The records below must be output exactly, without pictures.

============

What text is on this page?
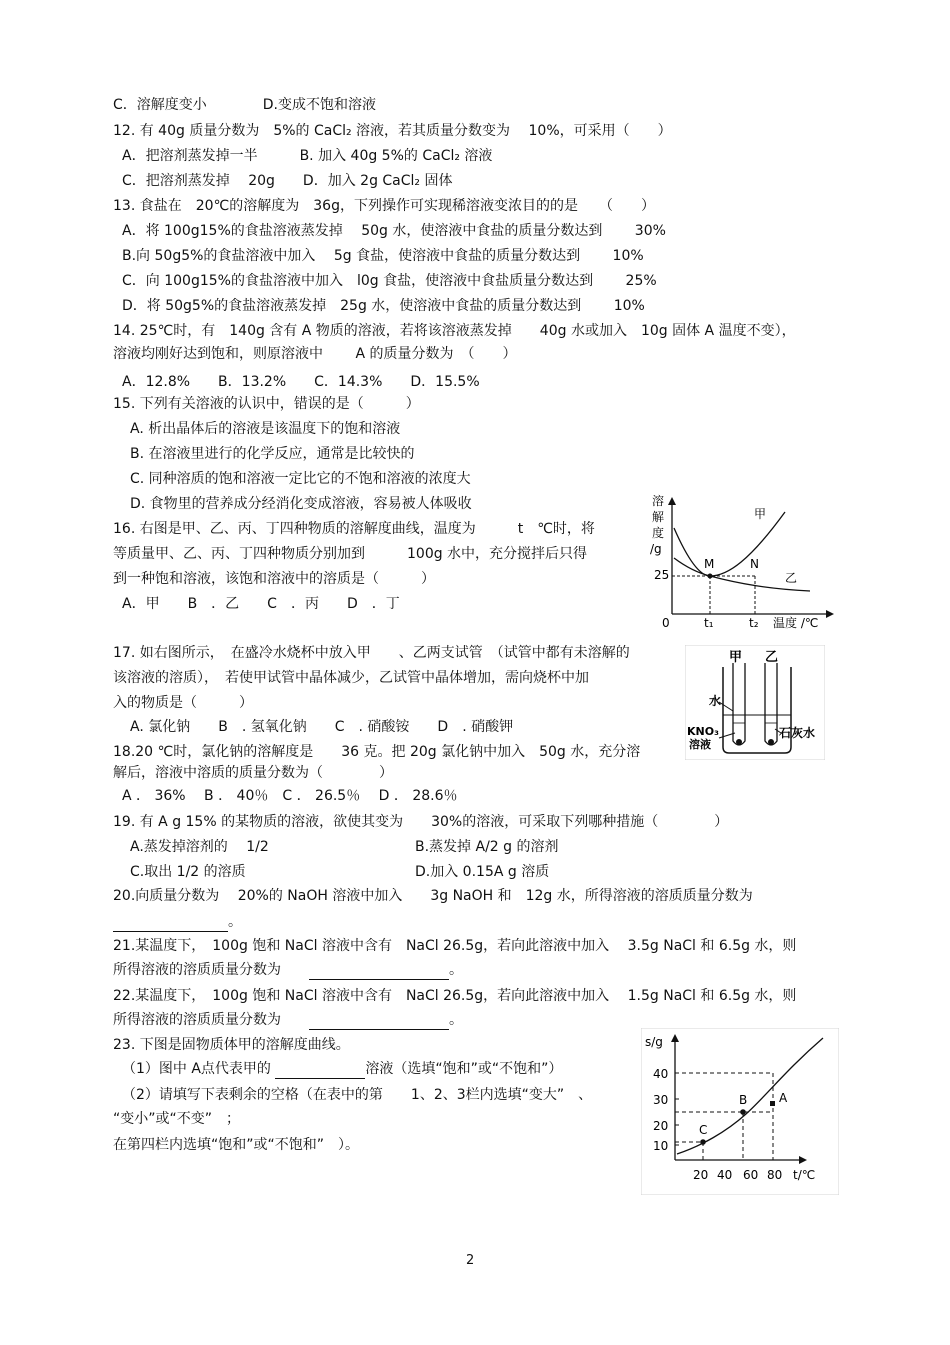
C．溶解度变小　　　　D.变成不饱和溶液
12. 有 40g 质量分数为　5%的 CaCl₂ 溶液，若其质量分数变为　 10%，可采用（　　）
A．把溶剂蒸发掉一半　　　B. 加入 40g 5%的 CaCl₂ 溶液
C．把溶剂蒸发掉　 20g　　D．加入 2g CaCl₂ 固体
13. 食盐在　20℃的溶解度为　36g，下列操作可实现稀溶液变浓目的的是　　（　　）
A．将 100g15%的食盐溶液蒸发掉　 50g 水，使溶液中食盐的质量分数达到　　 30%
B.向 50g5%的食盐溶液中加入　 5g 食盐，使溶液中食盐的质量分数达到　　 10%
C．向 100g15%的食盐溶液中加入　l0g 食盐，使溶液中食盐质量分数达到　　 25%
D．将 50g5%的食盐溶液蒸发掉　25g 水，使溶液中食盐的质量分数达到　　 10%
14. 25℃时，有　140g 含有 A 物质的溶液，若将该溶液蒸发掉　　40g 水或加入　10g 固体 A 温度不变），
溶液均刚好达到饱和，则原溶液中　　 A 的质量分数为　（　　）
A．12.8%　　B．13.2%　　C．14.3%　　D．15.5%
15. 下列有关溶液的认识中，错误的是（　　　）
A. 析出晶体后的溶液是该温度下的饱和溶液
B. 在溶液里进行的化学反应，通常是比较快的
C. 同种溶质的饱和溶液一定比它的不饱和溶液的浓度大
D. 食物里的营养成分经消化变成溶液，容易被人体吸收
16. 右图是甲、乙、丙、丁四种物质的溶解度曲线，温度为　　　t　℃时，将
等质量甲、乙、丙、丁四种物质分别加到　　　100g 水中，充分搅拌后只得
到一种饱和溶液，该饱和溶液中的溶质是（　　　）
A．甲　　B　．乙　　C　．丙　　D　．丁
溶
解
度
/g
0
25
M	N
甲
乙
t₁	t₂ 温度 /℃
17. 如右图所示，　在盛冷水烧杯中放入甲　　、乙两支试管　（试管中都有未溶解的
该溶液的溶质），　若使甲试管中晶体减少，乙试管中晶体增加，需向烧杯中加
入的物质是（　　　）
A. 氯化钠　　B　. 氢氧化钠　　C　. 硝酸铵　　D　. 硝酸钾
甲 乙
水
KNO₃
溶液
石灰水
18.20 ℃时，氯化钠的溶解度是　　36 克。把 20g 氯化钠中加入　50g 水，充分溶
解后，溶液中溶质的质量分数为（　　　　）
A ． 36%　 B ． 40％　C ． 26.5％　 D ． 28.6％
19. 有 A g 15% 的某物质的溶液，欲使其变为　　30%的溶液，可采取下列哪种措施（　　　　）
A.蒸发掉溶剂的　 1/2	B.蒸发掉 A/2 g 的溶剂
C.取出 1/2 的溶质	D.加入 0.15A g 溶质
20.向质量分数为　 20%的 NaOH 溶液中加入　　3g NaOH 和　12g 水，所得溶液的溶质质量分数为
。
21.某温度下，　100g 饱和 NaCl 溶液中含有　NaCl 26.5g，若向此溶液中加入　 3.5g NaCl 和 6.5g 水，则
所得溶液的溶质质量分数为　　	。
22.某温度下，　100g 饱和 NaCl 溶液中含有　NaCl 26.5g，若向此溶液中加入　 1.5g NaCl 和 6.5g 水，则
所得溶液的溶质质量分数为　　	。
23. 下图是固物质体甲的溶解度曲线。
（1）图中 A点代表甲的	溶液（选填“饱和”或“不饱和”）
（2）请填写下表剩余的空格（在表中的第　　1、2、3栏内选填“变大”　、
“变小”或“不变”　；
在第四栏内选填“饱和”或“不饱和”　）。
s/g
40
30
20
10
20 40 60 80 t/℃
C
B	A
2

============

Finished answer:
What text is on this page?
C．溶解度变小　　　　D.变成不饱和溶液
12. 有 40g 质量分数为　5%的 CaCl₂ 溶液，若其质量分数变为　 10%，可采用（　　）
A．把溶剂蒸发掉一半　　　B. 加入 40g 5%的 CaCl₂ 溶液
C．把溶剂蒸发掉　 20g　　D．加入 2g CaCl₂ 固体
13. 食盐在　20℃的溶解度为　36g，下列操作可实现稀溶液变浓目的的是　　（　　）
A．将 100g15%的食盐溶液蒸发掉　 50g 水，使溶液中食盐的质量分数达到　　 30%
B.向 50g5%的食盐溶液中加入　 5g 食盐，使溶液中食盐的质量分数达到　　 10%
C．向 100g15%的食盐溶液中加入　l0g 食盐，使溶液中食盐质量分数达到　　 25%
D．将 50g5%的食盐溶液蒸发掉　25g 水，使溶液中食盐的质量分数达到　　 10%
14. 25℃时，有　140g 含有 A 物质的溶液，若将该溶液蒸发掉　　40g 水或加入　10g 固体 A 温度不变），
溶液均刚好达到饱和，则原溶液中　　 A 的质量分数为　（　　）
A．12.8%　　B．13.2%　　C．14.3%　　D．15.5%
15. 下列有关溶液的认识中，错误的是（　　　）
A. 析出晶体后的溶液是该温度下的饱和溶液
B. 在溶液里进行的化学反应，通常是比较快的
C. 同种溶质的饱和溶液一定比它的不饱和溶液的浓度大
D. 食物里的营养成分经消化变成溶液，容易被人体吸收
16. 右图是甲、乙、丙、丁四种物质的溶解度曲线，温度为　　　t　℃时，将
等质量甲、乙、丙、丁四种物质分别加到　　　100g 水中，充分搅拌后只得
到一种饱和溶液，该饱和溶液中的溶质是（　　　）
A．甲　　B　．乙　　C　．丙　　D　．丁
溶
解
度
/g
0
25
M	N
甲
乙
t₁	t₂ 温度 /℃
17. 如右图所示，　在盛冷水烧杯中放入甲　　、乙两支试管　（试管中都有未溶解的
该溶液的溶质），　若使甲试管中晶体减少，乙试管中晶体增加，需向烧杯中加
入的物质是（　　　）
A. 氯化钠　　B　. 氢氧化钠　　C　. 硝酸铵　　D　. 硝酸钾
甲 乙
水
KNO₃
溶液
石灰水
18.20 ℃时，氯化钠的溶解度是　　36 克。把 20g 氯化钠中加入　50g 水，充分溶
解后，溶液中溶质的质量分数为（　　　　）
A ． 36%　 B ． 40％　C ． 26.5％　 D ． 28.6％
19. 有 A g 15% 的某物质的溶液，欲使其变为　　30%的溶液，可采取下列哪种措施（　　　　）
A.蒸发掉溶剂的　 1/2	B.蒸发掉 A/2 g 的溶剂
C.取出 1/2 的溶质	D.加入 0.15A g 溶质
20.向质量分数为　 20%的 NaOH 溶液中加入　　3g NaOH 和　12g 水，所得溶液的溶质质量分数为
。
21.某温度下，　100g 饱和 NaCl 溶液中含有　NaCl 26.5g，若向此溶液中加入　 3.5g NaCl 和 6.5g 水，则
所得溶液的溶质质量分数为　　	。
22.某温度下，　100g 饱和 NaCl 溶液中含有　NaCl 26.5g，若向此溶液中加入　 1.5g NaCl 和 6.5g 水，则
所得溶液的溶质质量分数为　　	。
23. 下图是固物质体甲的溶解度曲线。
（1）图中 A点代表甲的	溶液（选填“饱和”或“不饱和”）
（2）请填写下表剩余的空格（在表中的第　　1、2、3栏内选填“变大”　、
“变小”或“不变”　；
在第四栏内选填“饱和”或“不饱和”　）。
s/g
40
30
20
10
20 40 60 80 t/℃
C
B	A
2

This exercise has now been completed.